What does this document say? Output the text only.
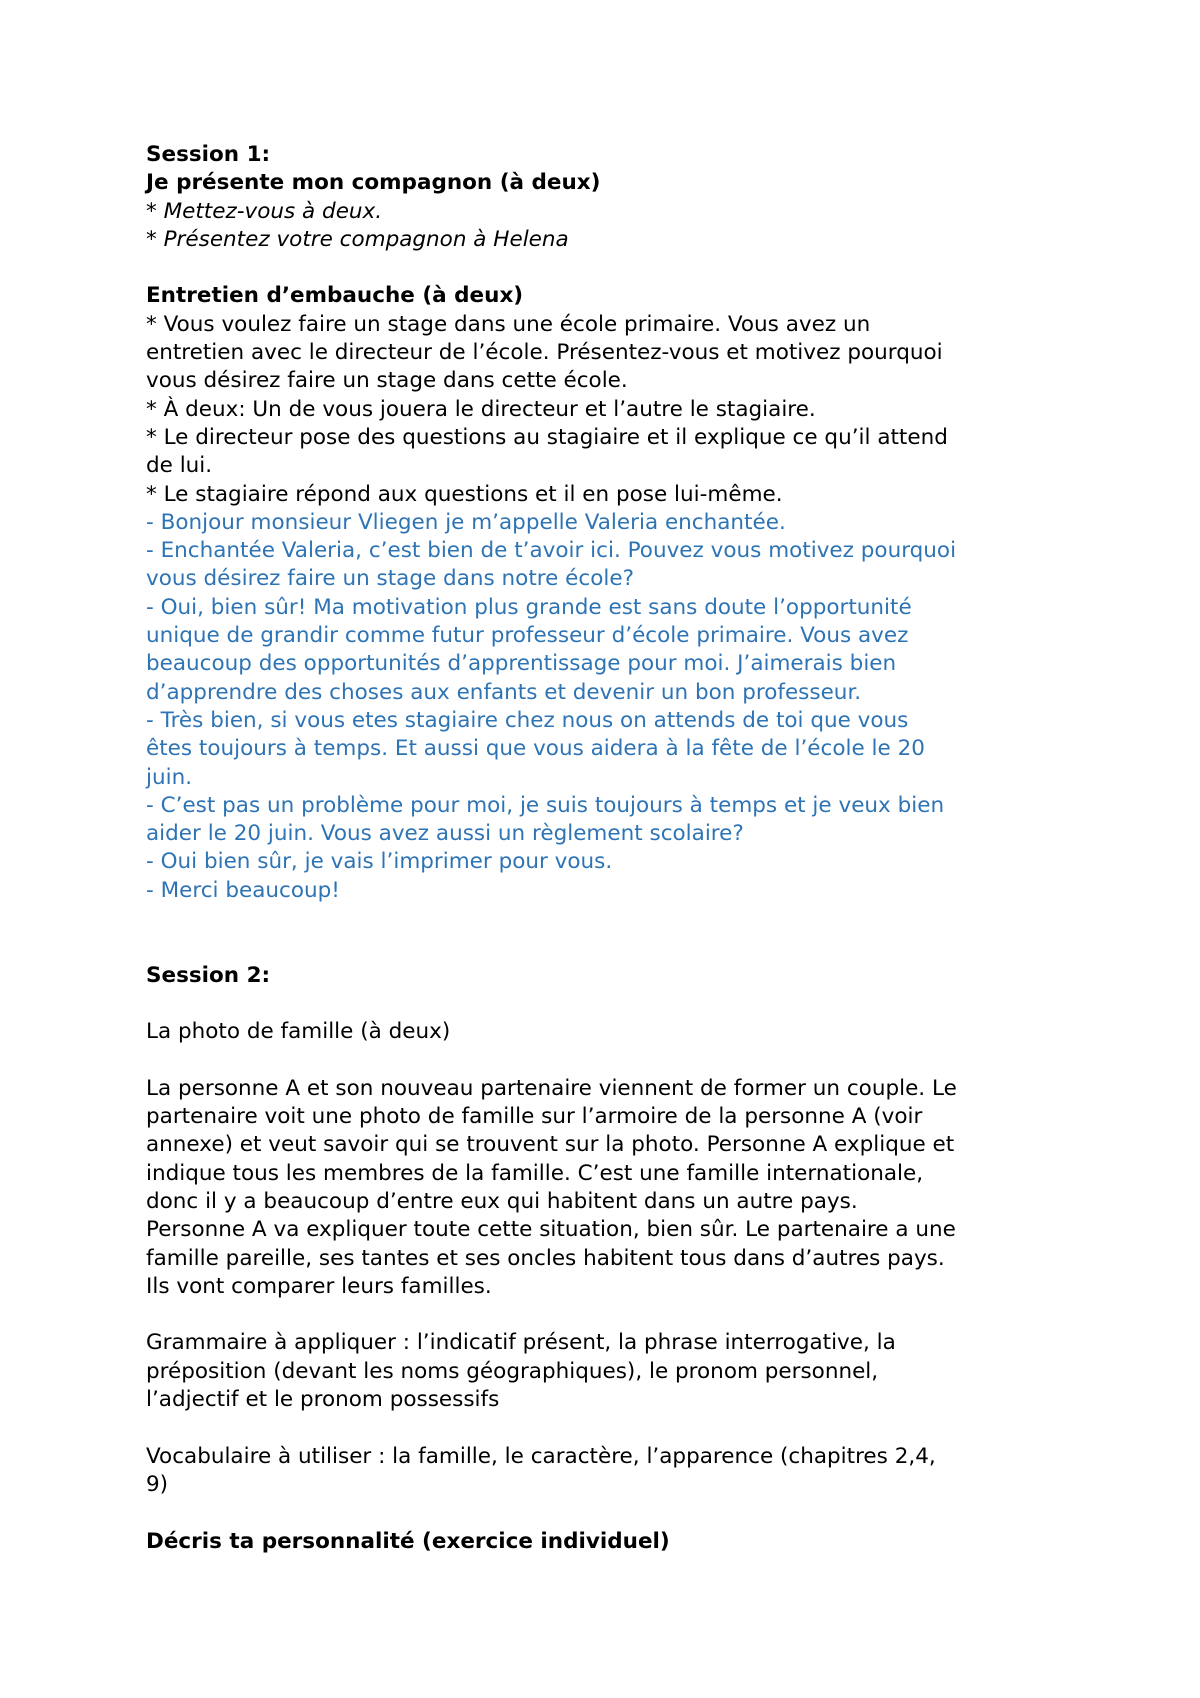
Session 1:
Je présente mon compagnon (à deux)
* Mettez-vous à deux.
* Présentez votre compagnon à Helena
Entretien d’embauche (à deux)
* Vous voulez faire un stage dans une école primaire. Vous avez un
entretien avec le directeur de l’école. Présentez-vous et motivez pourquoi
vous désirez faire un stage dans cette école.
* À deux: Un de vous jouera le directeur et l’autre le stagiaire.
* Le directeur pose des questions au stagiaire et il explique ce qu’il attend
de lui.
* Le stagiaire répond aux questions et il en pose lui-même.
- Bonjour monsieur Vliegen je m’appelle Valeria enchantée.
- Enchantée Valeria, c’est bien de t’avoir ici. Pouvez vous motivez pourquoi
vous désirez faire un stage dans notre école?
- Oui, bien sûr! Ma motivation plus grande est sans doute l’opportunité
unique de grandir comme futur professeur d’école primaire. Vous avez
beaucoup des opportunités d’apprentissage pour moi. J’aimerais bien
d’apprendre des choses aux enfants et devenir un bon professeur.
- Très bien, si vous etes stagiaire chez nous on attends de toi que vous
êtes toujours à temps. Et aussi que vous aidera à la fête de l’école le 20
juin.
- C’est pas un problème pour moi, je suis toujours à temps et je veux bien
aider le 20 juin. Vous avez aussi un règlement scolaire?
- Oui bien sûr, je vais l’imprimer pour vous.
- Merci beaucoup!
Session 2:
La photo de famille (à deux)
La personne A et son nouveau partenaire viennent de former un couple. Le
partenaire voit une photo de famille sur l’armoire de la personne A (voir
annexe) et veut savoir qui se trouvent sur la photo. Personne A explique et
indique tous les membres de la famille. C’est une famille internationale,
donc il y a beaucoup d’entre eux qui habitent dans un autre pays.
Personne A va expliquer toute cette situation, bien sûr. Le partenaire a une
famille pareille, ses tantes et ses oncles habitent tous dans d’autres pays.
Ils vont comparer leurs familles.
Grammaire à appliquer : l’indicatif présent, la phrase interrogative, la
préposition (devant les noms géographiques), le pronom personnel,
l’adjectif et le pronom possessifs
Vocabulaire à utiliser : la famille, le caractère, l’apparence (chapitres 2,4,
9)
Décris ta personnalité (exercice individuel)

━━━━━━

▶ _Aim_: What is the number of lines in the records that contain the word "pourquoi"? Answer with the number and nothing else.

▶ _Answer in full_: 2